### [Work to be completed]
List every line in this data where the string "name" occurs.

### [Records provided]
begin

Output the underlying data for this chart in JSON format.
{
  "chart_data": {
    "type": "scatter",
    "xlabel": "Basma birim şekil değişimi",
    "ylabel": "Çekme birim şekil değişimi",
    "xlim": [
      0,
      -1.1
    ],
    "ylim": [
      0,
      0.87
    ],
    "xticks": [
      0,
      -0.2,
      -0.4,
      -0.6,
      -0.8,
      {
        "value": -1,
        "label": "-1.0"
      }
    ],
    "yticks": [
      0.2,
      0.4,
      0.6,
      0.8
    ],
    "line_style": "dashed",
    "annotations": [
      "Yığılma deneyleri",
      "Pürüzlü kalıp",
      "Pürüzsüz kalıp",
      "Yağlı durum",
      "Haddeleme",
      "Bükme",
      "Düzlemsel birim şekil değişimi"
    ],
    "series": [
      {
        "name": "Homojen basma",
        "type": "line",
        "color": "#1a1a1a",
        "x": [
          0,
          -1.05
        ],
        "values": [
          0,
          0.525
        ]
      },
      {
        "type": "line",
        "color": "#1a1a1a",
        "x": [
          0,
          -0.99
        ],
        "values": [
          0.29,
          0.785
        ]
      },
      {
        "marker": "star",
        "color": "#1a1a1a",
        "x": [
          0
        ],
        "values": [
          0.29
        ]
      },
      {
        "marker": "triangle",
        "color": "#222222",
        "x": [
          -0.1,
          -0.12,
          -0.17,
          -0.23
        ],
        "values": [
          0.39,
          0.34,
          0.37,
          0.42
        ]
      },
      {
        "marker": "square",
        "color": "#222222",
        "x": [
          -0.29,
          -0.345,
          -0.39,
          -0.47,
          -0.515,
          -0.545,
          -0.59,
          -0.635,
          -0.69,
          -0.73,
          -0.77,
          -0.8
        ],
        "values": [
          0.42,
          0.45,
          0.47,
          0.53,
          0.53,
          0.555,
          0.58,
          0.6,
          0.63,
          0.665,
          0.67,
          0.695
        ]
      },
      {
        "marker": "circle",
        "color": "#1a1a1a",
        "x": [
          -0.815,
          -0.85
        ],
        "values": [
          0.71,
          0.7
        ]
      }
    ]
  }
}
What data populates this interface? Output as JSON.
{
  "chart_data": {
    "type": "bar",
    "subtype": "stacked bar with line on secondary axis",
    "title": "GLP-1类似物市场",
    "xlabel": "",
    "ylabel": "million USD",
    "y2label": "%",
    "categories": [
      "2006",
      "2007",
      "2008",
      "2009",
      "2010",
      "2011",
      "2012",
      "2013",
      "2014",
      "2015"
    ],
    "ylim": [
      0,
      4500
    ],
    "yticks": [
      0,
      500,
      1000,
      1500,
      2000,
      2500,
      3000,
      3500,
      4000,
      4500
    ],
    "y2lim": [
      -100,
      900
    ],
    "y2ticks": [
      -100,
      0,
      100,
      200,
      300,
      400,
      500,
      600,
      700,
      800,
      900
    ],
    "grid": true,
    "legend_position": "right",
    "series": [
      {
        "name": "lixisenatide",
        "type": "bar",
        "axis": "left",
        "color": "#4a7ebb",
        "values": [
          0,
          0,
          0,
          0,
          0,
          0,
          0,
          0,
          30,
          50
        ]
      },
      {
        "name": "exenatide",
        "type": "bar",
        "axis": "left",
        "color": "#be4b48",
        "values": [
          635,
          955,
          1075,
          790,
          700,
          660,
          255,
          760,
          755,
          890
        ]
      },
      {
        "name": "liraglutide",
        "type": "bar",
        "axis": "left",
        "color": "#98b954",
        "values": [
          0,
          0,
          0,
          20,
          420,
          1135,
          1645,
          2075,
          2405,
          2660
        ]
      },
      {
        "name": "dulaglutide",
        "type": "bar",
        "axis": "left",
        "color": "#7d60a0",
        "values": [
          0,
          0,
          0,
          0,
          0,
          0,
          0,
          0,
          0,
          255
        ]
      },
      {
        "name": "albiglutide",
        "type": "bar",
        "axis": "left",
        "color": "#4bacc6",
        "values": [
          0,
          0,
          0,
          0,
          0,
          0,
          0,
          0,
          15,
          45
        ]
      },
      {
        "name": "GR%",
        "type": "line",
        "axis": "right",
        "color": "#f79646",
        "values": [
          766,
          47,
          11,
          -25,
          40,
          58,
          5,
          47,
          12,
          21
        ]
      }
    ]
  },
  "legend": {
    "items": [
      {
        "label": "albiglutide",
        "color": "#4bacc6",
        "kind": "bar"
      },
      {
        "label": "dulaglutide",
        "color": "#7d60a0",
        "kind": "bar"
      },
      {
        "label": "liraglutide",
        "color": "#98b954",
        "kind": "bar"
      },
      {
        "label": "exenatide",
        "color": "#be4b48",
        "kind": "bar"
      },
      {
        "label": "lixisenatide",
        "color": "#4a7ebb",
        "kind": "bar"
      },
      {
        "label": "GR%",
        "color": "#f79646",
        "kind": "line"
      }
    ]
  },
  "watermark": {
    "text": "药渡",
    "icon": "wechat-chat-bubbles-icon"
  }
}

end

### [Output]
        "name": "Homojen basma",
        "name": "lixisenatide",
        "name": "exenatide",
        "name": "liraglutide",
        "name": "dulaglutide",
        "name": "albiglutide",
        "name": "GR%",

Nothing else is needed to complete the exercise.